-- Written request --
The entries below are to be repeated exactly as they stand.

· · · ·

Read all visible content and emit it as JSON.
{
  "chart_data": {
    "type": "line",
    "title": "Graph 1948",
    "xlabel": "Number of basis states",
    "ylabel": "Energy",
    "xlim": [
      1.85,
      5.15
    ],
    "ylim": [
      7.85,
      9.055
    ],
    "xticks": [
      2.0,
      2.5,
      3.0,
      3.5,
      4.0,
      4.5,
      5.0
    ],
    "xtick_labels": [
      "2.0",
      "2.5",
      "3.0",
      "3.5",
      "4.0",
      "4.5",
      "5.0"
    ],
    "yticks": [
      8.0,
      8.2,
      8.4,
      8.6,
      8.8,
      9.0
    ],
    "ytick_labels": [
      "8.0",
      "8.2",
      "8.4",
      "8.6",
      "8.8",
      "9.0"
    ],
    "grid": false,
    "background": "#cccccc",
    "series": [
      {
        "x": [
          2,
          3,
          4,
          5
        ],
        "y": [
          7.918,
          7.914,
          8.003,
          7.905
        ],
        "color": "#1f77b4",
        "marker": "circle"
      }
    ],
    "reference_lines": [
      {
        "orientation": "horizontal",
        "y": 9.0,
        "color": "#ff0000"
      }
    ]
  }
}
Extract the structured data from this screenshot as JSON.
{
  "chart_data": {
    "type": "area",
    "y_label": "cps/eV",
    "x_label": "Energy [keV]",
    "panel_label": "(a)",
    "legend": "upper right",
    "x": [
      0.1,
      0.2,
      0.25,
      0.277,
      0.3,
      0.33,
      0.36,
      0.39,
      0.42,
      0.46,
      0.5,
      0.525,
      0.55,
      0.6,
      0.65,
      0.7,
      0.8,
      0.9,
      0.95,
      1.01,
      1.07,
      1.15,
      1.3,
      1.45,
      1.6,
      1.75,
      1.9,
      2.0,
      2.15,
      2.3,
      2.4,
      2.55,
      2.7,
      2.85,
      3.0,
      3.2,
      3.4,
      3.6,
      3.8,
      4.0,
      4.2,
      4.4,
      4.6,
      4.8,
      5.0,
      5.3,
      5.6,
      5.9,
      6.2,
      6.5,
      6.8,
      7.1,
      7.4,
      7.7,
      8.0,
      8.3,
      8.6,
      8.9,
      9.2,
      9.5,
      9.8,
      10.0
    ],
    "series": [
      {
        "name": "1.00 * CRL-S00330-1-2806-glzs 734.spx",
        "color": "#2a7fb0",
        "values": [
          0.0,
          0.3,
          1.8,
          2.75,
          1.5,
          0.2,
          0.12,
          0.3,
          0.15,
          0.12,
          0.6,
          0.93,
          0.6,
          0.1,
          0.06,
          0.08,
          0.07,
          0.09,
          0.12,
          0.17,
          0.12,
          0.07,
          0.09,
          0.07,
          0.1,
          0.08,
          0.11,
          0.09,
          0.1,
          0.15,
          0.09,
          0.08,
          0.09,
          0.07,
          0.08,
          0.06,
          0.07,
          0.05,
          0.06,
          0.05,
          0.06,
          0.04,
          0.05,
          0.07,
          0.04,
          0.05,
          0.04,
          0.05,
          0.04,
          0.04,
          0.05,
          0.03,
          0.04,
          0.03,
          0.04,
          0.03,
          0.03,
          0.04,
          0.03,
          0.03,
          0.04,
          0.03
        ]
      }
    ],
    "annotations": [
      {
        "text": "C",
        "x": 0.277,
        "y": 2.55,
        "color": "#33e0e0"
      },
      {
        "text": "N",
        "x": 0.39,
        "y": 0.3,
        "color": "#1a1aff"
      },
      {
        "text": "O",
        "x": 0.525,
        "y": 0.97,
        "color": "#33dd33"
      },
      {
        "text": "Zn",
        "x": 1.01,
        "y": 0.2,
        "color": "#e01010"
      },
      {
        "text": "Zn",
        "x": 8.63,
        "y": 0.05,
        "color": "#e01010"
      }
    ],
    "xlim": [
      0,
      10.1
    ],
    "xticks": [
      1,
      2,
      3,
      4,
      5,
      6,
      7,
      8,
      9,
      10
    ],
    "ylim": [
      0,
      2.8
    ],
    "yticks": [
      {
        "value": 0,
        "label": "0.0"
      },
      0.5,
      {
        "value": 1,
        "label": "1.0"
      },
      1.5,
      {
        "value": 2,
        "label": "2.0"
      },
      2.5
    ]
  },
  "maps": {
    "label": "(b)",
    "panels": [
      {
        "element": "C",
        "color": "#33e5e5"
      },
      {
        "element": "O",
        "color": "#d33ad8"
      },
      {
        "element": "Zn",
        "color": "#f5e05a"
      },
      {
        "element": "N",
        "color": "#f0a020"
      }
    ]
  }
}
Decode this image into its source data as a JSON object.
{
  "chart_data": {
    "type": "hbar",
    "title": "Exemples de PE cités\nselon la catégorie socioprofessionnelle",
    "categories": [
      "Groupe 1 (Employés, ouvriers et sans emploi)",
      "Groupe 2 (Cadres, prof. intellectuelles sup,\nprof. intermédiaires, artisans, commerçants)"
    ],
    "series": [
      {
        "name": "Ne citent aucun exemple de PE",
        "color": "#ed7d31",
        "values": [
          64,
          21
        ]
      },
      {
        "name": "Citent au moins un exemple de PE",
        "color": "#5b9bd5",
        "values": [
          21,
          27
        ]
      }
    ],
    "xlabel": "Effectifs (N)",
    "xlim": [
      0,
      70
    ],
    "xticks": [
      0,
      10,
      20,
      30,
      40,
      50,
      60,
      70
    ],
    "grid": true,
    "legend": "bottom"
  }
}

· · · ·

-- Result of the task --
Read all visible content and emit it as JSON.
{
  "chart_data": {
    "type": "line",
    "title": "Graph 1948",
    "xlabel": "Number of basis states",
    "ylabel": "Energy",
    "xlim": [
      1.85,
      5.15
    ],
    "ylim": [
      7.85,
      9.055
    ],
    "xticks": [
      2.0,
      2.5,
      3.0,
      3.5,
      4.0,
      4.5,
      5.0
    ],
    "xtick_labels": [
      "2.0",
      "2.5",
      "3.0",
      "3.5",
      "4.0",
      "4.5",
      "5.0"
    ],
    "yticks": [
      8.0,
      8.2,
      8.4,
      8.6,
      8.8,
      9.0
    ],
    "ytick_labels": [
      "8.0",
      "8.2",
      "8.4",
      "8.6",
      "8.8",
      "9.0"
    ],
    "grid": false,
    "background": "#cccccc",
    "series": [
      {
        "x": [
          2,
          3,
          4,
          5
        ],
        "y": [
          7.918,
          7.914,
          8.003,
          7.905
        ],
        "color": "#1f77b4",
        "marker": "circle"
      }
    ],
    "reference_lines": [
      {
        "orientation": "horizontal",
        "y": 9.0,
        "color": "#ff0000"
      }
    ]
  }
}
Extract the structured data from this screenshot as JSON.
{
  "chart_data": {
    "type": "area",
    "y_label": "cps/eV",
    "x_label": "Energy [keV]",
    "panel_label": "(a)",
    "legend": "upper right",
    "x": [
      0.1,
      0.2,
      0.25,
      0.277,
      0.3,
      0.33,
      0.36,
      0.39,
      0.42,
      0.46,
      0.5,
      0.525,
      0.55,
      0.6,
      0.65,
      0.7,
      0.8,
      0.9,
      0.95,
      1.01,
      1.07,
      1.15,
      1.3,
      1.45,
      1.6,
      1.75,
      1.9,
      2.0,
      2.15,
      2.3,
      2.4,
      2.55,
      2.7,
      2.85,
      3.0,
      3.2,
      3.4,
      3.6,
      3.8,
      4.0,
      4.2,
      4.4,
      4.6,
      4.8,
      5.0,
      5.3,
      5.6,
      5.9,
      6.2,
      6.5,
      6.8,
      7.1,
      7.4,
      7.7,
      8.0,
      8.3,
      8.6,
      8.9,
      9.2,
      9.5,
      9.8,
      10.0
    ],
    "series": [
      {
        "name": "1.00 * CRL-S00330-1-2806-glzs 734.spx",
        "color": "#2a7fb0",
        "values": [
          0.0,
          0.3,
          1.8,
          2.75,
          1.5,
          0.2,
          0.12,
          0.3,
          0.15,
          0.12,
          0.6,
          0.93,
          0.6,
          0.1,
          0.06,
          0.08,
          0.07,
          0.09,
          0.12,
          0.17,
          0.12,
          0.07,
          0.09,
          0.07,
          0.1,
          0.08,
          0.11,
          0.09,
          0.1,
          0.15,
          0.09,
          0.08,
          0.09,
          0.07,
          0.08,
          0.06,
          0.07,
          0.05,
          0.06,
          0.05,
          0.06,
          0.04,
          0.05,
          0.07,
          0.04,
          0.05,
          0.04,
          0.05,
          0.04,
          0.04,
          0.05,
          0.03,
          0.04,
          0.03,
          0.04,
          0.03,
          0.03,
          0.04,
          0.03,
          0.03,
          0.04,
          0.03
        ]
      }
    ],
    "annotations": [
      {
        "text": "C",
        "x": 0.277,
        "y": 2.55,
        "color": "#33e0e0"
      },
      {
        "text": "N",
        "x": 0.39,
        "y": 0.3,
        "color": "#1a1aff"
      },
      {
        "text": "O",
        "x": 0.525,
        "y": 0.97,
        "color": "#33dd33"
      },
      {
        "text": "Zn",
        "x": 1.01,
        "y": 0.2,
        "color": "#e01010"
      },
      {
        "text": "Zn",
        "x": 8.63,
        "y": 0.05,
        "color": "#e01010"
      }
    ],
    "xlim": [
      0,
      10.1
    ],
    "xticks": [
      1,
      2,
      3,
      4,
      5,
      6,
      7,
      8,
      9,
      10
    ],
    "ylim": [
      0,
      2.8
    ],
    "yticks": [
      {
        "value": 0,
        "label": "0.0"
      },
      0.5,
      {
        "value": 1,
        "label": "1.0"
      },
      1.5,
      {
        "value": 2,
        "label": "2.0"
      },
      2.5
    ]
  },
  "maps": {
    "label": "(b)",
    "panels": [
      {
        "element": "C",
        "color": "#33e5e5"
      },
      {
        "element": "O",
        "color": "#d33ad8"
      },
      {
        "element": "Zn",
        "color": "#f5e05a"
      },
      {
        "element": "N",
        "color": "#f0a020"
      }
    ]
  }
}
Decode this image into its source data as a JSON object.
{
  "chart_data": {
    "type": "hbar",
    "title": "Exemples de PE cités\nselon la catégorie socioprofessionnelle",
    "categories": [
      "Groupe 1 (Employés, ouvriers et sans emploi)",
      "Groupe 2 (Cadres, prof. intellectuelles sup,\nprof. intermédiaires, artisans, commerçants)"
    ],
    "series": [
      {
        "name": "Ne citent aucun exemple de PE",
        "color": "#ed7d31",
        "values": [
          64,
          21
        ]
      },
      {
        "name": "Citent au moins un exemple de PE",
        "color": "#5b9bd5",
        "values": [
          21,
          27
        ]
      }
    ],
    "xlabel": "Effectifs (N)",
    "xlim": [
      0,
      70
    ],
    "xticks": [
      0,
      10,
      20,
      30,
      40,
      50,
      60,
      70
    ],
    "grid": true,
    "legend": "bottom"
  }
}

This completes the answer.